EXTRACTED TEXT -

**********

Fun fitting a sine model

Last week on the Journal Club I participate in we read Subseasonal Vacillations in the [boreal] Winter Stratosphere (Hardiman et al. (2020)). The data and methods were not too complicated and I had some small issues with some of the decisions so I was delighted to once again delve into a paper and try to reproduce it.

The underlining theory is that, due to the interaction between the zonal mean flow and the zonal waves, the stratospheric jet “vacillates” (d.h. oscillates) in a relatively regular way. From that, the authors posit that a simple sine wave model could predict the jet strength. The conclusions are not very strong in that while the sine wave model is a relatively better fit than a linear model, it doesn’t have increased predictive power.

Here I’ll replicate these methods with some minor changes and explore the results.

First, I downloaded 00:00 UTC zonal wind hourly data from ERA5 at 10 hPa between between 55ºN and 65ºN. Figure 1 shows the timeseries, which has a very strong seasonal cycle.

**********

Dataset rows:

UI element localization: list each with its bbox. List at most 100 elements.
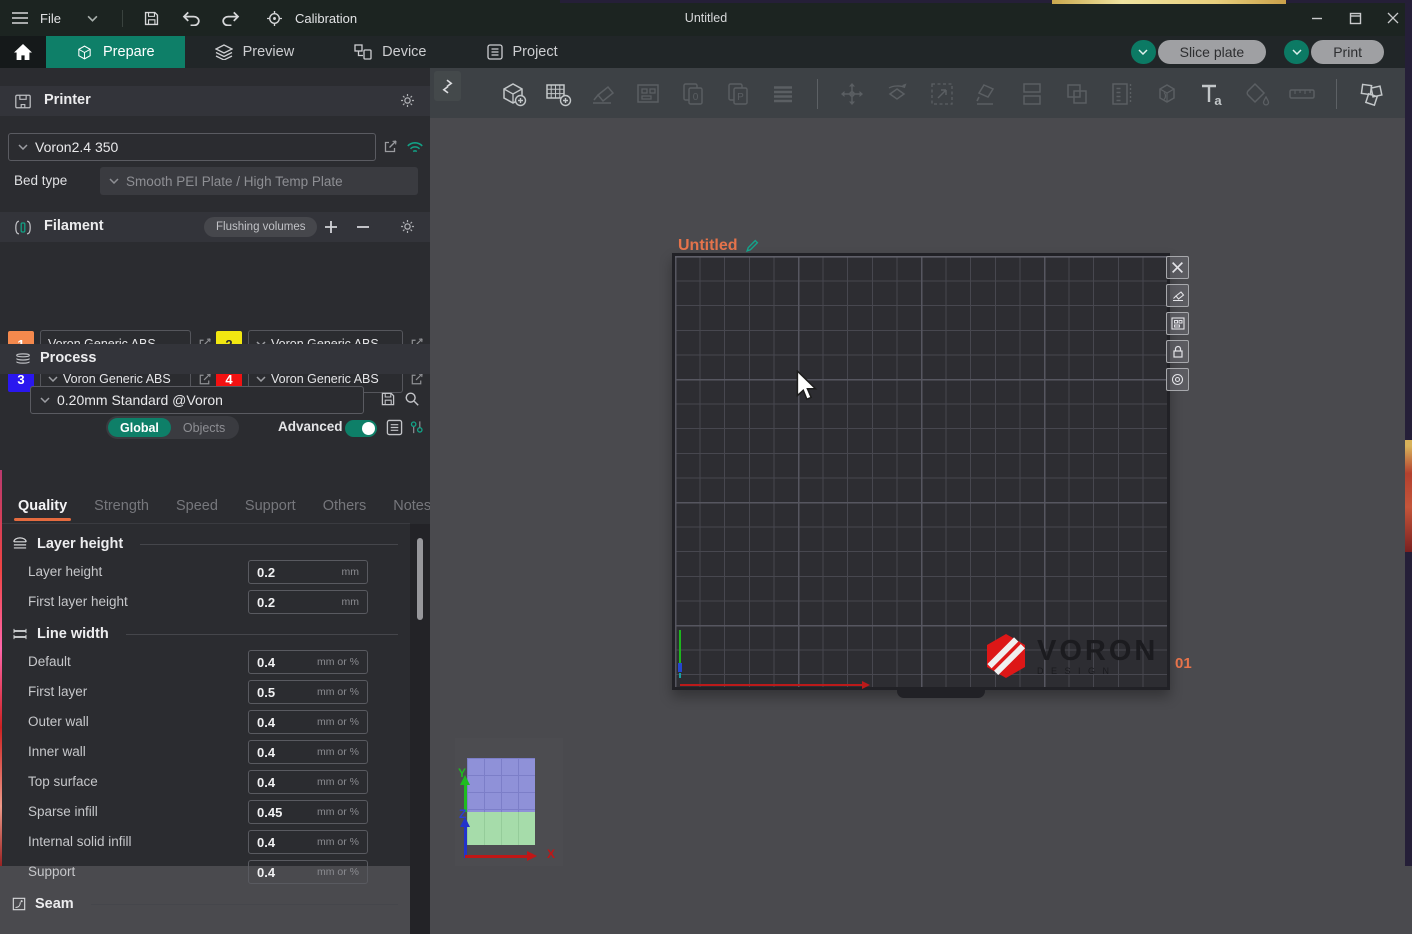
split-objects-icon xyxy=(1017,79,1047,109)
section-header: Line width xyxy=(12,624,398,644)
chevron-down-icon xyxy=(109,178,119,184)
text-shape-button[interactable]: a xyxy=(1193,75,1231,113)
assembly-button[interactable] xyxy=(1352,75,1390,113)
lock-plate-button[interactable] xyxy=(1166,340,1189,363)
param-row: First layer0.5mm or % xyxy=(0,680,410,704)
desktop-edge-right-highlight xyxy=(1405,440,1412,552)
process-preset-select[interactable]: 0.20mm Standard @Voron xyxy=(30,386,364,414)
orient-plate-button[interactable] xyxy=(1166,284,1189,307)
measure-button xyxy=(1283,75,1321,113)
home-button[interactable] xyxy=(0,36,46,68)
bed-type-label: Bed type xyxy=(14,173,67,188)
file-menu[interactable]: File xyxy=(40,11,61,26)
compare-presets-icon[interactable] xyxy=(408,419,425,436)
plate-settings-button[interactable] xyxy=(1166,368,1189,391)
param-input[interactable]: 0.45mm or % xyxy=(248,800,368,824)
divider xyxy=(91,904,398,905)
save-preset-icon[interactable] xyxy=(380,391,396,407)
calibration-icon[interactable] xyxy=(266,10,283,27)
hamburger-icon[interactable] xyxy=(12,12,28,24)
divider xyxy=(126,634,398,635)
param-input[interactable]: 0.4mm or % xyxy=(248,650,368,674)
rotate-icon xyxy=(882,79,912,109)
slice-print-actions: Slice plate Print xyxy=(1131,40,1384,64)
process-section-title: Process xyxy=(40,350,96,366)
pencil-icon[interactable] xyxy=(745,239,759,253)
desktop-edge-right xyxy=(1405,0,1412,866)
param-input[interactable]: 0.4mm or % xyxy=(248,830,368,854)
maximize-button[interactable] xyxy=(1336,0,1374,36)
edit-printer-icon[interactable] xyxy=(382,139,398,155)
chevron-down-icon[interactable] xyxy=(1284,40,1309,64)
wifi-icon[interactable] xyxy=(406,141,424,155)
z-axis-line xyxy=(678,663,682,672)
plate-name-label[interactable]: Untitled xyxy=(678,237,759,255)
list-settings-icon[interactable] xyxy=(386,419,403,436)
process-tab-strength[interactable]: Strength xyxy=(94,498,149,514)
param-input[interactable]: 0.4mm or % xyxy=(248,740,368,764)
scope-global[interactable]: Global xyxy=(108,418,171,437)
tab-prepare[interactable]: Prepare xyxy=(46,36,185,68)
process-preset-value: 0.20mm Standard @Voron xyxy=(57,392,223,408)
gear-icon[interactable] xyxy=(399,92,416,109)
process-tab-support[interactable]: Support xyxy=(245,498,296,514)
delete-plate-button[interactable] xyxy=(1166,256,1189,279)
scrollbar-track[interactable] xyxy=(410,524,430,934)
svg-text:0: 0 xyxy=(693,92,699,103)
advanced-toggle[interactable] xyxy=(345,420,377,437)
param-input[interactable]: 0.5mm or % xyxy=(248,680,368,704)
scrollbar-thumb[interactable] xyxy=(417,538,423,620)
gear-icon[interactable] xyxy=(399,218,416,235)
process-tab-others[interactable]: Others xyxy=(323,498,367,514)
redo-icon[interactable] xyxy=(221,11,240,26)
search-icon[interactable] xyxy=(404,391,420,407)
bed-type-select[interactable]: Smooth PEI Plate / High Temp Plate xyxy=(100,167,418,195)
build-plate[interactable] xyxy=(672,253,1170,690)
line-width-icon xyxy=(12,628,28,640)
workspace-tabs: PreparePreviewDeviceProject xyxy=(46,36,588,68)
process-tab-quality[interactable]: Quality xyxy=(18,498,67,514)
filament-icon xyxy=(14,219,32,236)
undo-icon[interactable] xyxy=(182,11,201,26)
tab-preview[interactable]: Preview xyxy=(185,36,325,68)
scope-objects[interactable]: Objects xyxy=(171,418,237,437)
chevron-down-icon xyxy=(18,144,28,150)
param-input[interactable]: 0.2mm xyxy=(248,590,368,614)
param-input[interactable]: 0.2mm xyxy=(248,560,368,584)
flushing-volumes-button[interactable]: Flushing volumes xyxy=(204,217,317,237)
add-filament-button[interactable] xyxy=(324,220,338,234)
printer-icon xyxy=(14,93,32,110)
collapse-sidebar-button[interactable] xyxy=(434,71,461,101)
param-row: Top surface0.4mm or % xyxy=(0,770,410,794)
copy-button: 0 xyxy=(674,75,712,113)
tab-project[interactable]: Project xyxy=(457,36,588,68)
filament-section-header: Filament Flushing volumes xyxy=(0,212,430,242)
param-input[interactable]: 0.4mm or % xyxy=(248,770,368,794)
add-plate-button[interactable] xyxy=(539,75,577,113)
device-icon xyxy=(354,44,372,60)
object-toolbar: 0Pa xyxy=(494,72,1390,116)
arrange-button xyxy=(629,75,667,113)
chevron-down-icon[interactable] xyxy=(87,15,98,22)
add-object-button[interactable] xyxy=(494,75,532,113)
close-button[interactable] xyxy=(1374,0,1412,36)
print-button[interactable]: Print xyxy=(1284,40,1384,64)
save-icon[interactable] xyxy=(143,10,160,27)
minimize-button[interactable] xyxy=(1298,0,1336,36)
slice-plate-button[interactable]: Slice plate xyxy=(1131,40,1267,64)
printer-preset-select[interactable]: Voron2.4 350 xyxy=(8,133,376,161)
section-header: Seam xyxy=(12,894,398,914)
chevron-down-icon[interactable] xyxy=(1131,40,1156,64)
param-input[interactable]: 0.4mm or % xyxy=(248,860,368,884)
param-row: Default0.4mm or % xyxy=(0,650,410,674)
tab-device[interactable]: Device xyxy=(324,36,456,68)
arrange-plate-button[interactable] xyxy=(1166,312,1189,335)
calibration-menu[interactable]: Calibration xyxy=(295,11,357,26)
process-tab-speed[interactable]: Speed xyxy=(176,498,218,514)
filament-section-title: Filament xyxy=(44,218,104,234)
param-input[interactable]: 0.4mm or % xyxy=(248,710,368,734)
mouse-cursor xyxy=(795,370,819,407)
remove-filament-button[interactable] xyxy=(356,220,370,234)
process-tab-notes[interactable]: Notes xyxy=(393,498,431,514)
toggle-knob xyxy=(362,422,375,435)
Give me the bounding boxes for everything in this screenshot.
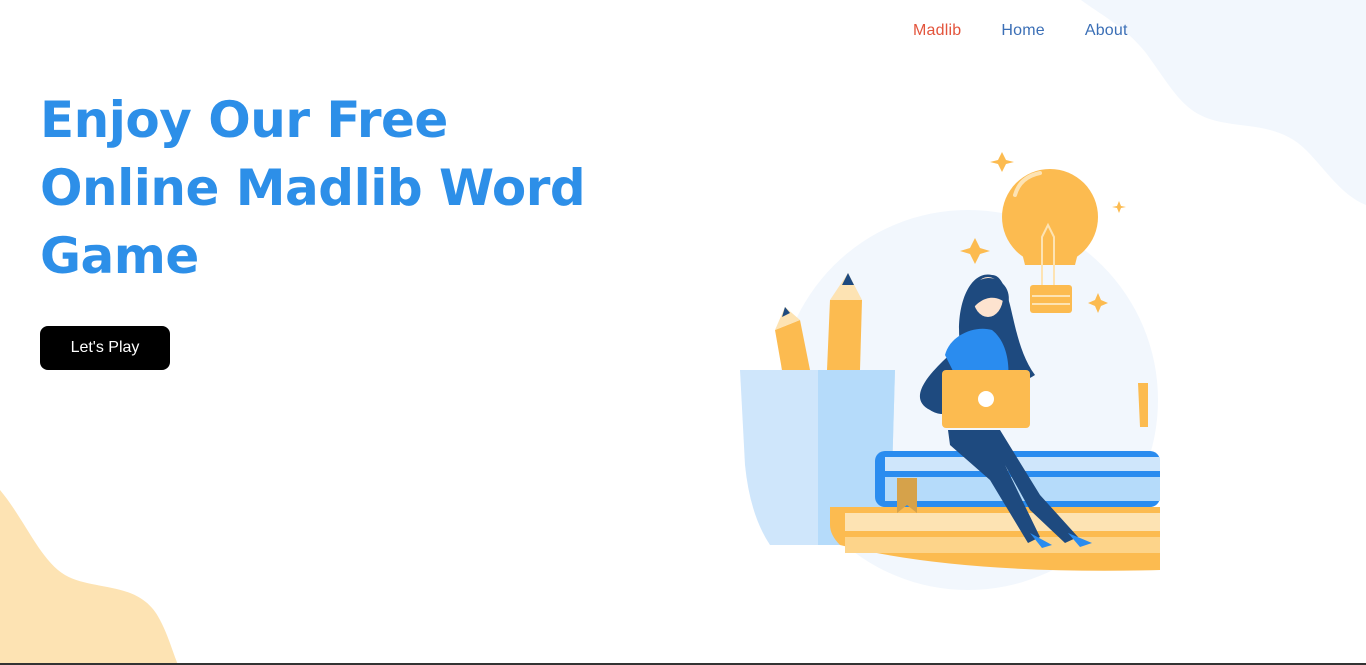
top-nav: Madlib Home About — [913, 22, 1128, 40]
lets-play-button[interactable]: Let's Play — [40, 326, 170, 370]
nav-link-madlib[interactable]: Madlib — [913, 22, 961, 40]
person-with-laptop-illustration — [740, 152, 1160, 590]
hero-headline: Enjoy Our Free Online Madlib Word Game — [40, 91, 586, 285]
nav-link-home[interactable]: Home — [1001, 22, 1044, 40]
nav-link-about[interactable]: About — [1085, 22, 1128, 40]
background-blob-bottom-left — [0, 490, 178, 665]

**********

Quote the post on fitting a sine model word for word, from "Fun fitting a" up to and including "to reproduce it.".

Fun fitting a sine model

Last week on the Journal Club I participate in we read Subseasonal Vacillations in the [boreal] Winter Stratosphere (Hardiman et al. (2020)). The data and methods were not too complicated and I had some small issues with some of the decisions so I was delighted to once again delve into a paper and try to reproduce it.